**Work instructions**
Tally the lines containing the word "this", and report the tally alone.

**Source records**
=-=-=-=-=
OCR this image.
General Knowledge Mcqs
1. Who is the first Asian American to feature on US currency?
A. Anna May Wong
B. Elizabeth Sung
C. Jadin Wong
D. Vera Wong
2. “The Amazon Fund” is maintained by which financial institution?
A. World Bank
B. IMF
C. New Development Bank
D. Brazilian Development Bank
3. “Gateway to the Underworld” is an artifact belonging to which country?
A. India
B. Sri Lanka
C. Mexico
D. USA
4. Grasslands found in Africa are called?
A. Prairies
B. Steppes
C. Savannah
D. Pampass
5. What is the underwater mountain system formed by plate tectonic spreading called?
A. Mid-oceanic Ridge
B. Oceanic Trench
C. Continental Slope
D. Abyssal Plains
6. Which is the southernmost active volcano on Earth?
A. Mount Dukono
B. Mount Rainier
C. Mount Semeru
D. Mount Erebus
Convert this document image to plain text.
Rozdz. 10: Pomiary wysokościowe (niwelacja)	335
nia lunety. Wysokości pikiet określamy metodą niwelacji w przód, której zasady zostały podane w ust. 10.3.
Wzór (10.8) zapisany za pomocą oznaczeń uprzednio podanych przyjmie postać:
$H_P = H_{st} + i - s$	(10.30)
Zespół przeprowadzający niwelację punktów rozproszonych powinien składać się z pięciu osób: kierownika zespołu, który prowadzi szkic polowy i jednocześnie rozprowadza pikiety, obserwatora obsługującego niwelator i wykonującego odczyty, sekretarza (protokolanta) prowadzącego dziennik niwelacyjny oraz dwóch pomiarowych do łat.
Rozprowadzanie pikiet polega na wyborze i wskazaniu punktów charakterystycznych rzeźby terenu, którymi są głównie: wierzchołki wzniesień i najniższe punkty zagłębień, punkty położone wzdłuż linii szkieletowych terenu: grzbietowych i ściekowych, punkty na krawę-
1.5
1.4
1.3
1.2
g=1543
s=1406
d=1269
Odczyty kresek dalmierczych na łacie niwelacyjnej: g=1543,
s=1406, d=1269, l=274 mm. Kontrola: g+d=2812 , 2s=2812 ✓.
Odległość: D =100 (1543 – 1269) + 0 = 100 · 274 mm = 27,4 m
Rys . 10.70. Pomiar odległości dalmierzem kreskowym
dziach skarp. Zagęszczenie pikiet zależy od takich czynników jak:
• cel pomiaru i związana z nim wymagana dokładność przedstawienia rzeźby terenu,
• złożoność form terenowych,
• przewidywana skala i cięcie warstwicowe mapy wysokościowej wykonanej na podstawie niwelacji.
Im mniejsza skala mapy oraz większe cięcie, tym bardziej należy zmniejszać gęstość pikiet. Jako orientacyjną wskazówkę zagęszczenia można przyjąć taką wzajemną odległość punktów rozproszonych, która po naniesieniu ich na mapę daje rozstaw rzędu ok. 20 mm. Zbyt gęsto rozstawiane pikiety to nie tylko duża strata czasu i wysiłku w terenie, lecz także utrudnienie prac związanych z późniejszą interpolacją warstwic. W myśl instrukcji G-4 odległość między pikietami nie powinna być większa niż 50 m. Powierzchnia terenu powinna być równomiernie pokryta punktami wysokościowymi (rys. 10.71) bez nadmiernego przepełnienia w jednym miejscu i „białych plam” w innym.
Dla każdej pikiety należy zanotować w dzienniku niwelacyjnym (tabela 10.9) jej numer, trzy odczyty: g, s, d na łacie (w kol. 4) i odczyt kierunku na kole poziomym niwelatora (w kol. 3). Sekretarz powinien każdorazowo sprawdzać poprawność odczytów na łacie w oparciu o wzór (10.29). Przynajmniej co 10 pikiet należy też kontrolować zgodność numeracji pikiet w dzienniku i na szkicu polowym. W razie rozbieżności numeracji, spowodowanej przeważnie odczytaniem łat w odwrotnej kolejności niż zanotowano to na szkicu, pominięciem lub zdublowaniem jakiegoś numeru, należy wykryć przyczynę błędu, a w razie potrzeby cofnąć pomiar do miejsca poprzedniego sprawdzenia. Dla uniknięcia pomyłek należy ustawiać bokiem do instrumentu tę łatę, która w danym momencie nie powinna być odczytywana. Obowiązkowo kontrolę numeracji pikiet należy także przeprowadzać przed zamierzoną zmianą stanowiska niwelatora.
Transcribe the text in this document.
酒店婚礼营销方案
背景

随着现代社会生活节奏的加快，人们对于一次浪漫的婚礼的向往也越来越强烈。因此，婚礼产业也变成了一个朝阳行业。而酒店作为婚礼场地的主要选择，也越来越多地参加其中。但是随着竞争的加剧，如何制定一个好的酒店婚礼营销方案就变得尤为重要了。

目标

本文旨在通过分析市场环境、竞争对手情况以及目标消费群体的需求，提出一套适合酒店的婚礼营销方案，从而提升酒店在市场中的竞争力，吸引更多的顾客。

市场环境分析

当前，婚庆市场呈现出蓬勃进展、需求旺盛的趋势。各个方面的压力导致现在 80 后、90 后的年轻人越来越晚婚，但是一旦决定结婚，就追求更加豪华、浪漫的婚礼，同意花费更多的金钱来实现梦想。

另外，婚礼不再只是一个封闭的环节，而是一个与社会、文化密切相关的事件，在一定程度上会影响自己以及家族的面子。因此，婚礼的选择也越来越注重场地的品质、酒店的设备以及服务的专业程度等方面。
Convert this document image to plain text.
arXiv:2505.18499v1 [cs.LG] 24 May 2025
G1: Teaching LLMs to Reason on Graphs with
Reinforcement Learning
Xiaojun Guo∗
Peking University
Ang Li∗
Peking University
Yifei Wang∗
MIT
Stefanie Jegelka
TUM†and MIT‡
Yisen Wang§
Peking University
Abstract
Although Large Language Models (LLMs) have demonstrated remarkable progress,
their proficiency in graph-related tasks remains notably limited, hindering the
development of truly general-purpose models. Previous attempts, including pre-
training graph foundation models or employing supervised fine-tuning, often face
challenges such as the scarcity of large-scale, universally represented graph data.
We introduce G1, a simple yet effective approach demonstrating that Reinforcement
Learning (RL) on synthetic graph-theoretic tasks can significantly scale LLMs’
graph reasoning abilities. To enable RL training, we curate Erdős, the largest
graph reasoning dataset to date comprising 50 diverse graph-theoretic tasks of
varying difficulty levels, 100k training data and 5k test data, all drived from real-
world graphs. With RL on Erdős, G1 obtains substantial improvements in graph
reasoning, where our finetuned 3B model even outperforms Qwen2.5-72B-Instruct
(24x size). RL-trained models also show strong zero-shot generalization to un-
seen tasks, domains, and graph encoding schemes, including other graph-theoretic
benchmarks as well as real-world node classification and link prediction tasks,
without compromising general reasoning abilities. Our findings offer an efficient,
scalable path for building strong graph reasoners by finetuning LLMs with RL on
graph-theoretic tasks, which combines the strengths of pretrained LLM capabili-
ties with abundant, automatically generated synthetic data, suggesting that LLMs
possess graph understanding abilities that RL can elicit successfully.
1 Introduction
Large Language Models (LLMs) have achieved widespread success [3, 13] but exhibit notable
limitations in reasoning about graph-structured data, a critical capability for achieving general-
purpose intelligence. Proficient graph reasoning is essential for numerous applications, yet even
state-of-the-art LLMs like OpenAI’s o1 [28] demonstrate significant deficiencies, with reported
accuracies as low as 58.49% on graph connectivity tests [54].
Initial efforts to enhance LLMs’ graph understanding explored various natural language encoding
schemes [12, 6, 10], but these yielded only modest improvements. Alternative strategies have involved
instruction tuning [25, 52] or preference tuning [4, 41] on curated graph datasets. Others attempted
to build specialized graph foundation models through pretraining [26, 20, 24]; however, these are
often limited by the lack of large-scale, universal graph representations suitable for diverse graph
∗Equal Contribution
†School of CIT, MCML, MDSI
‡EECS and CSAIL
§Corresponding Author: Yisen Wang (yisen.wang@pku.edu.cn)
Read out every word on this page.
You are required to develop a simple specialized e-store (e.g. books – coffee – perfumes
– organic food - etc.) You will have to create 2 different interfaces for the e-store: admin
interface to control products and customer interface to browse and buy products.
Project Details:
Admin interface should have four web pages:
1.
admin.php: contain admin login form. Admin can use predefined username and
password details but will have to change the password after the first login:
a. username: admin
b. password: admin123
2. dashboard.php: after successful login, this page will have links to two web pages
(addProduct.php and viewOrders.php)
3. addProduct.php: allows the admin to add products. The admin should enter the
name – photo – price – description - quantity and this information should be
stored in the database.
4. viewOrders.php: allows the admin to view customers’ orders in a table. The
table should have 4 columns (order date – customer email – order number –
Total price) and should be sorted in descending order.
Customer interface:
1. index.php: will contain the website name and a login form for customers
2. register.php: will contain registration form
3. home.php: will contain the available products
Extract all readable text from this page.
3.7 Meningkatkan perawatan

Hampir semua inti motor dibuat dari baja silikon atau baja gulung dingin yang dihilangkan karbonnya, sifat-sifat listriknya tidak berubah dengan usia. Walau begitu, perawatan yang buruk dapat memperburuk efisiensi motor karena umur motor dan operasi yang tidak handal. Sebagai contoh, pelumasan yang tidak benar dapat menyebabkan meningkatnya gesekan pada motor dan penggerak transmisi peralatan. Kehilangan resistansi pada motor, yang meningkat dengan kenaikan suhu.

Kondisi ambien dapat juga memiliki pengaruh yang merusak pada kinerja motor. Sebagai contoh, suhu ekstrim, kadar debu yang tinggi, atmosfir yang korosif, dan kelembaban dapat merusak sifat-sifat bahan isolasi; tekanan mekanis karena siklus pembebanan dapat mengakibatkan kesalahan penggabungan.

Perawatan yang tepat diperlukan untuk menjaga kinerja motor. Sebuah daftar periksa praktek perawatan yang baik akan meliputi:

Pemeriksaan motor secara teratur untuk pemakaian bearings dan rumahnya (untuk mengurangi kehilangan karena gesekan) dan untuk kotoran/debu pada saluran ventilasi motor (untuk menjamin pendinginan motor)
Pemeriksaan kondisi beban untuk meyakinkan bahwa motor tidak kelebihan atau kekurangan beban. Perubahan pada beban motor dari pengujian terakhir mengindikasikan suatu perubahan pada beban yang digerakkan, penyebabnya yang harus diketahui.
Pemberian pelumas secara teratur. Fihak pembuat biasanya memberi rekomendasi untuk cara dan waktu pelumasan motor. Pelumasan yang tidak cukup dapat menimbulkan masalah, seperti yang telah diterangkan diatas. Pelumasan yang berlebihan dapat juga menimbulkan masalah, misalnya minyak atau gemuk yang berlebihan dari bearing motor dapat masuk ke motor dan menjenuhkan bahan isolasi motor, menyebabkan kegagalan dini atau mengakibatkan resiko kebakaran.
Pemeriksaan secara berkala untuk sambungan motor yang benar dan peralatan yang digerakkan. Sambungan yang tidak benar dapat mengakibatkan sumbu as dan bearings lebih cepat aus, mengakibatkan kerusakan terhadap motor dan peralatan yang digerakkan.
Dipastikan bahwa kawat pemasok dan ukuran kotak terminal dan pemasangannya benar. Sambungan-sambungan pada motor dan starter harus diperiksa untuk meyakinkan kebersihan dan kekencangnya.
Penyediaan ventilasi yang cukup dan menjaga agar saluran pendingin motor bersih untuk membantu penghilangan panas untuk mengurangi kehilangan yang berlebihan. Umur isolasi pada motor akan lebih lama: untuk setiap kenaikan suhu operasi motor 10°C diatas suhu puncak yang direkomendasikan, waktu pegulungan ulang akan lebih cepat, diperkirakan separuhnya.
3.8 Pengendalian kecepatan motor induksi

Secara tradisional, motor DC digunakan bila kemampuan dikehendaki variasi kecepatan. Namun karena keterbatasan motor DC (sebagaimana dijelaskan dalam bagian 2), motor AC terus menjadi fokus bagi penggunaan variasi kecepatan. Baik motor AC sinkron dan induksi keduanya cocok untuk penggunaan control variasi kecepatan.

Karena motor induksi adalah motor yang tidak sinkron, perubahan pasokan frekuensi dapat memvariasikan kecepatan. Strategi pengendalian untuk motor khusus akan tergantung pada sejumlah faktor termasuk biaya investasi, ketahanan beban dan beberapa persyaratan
=-=-=-=-=
**Response**
8